■ Data records ■
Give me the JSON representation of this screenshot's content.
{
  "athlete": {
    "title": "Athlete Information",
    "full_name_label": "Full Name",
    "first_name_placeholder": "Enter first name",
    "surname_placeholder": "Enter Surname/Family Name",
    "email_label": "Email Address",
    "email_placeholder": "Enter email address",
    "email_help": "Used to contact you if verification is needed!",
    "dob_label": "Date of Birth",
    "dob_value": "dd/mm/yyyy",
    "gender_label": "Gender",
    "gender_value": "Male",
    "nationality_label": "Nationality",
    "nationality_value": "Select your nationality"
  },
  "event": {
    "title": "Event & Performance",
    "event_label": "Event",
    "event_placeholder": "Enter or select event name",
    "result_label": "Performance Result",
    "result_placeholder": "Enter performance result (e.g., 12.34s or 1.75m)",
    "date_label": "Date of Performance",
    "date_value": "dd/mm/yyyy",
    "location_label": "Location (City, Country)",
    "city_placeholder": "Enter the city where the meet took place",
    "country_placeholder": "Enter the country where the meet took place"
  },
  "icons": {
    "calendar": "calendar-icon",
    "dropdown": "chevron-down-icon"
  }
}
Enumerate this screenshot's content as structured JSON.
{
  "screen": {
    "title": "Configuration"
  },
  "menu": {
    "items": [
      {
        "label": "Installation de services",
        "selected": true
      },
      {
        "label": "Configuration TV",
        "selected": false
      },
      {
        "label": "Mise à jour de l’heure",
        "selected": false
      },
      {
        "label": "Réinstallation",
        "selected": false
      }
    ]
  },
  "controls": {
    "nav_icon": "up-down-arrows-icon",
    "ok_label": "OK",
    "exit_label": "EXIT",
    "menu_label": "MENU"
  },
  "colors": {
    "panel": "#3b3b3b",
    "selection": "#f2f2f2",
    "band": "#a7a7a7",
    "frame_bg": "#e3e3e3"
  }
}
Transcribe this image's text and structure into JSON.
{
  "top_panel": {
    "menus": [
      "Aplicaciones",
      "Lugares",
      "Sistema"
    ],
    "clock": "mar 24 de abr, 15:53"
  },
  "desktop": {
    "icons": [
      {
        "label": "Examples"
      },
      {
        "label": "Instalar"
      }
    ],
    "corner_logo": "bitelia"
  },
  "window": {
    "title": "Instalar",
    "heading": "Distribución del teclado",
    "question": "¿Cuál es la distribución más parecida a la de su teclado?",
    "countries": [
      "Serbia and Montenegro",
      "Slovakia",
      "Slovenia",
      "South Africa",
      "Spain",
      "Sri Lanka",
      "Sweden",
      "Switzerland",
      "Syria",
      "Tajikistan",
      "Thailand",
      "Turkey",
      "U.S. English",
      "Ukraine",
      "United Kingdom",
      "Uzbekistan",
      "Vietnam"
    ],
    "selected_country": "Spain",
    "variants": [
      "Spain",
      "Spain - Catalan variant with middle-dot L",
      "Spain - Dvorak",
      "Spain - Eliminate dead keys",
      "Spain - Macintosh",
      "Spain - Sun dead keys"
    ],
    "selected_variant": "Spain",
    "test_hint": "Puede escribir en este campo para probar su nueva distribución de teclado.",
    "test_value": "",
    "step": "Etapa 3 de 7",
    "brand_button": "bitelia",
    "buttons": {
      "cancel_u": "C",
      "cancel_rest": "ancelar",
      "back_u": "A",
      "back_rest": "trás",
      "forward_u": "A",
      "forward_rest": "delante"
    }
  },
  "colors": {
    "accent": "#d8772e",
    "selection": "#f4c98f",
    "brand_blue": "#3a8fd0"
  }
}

■ Stated task ■
Pick out each line in the material containing "Configuration".

■ Final result ■
    "title": "Configuration"
        "label": "Configuration TV",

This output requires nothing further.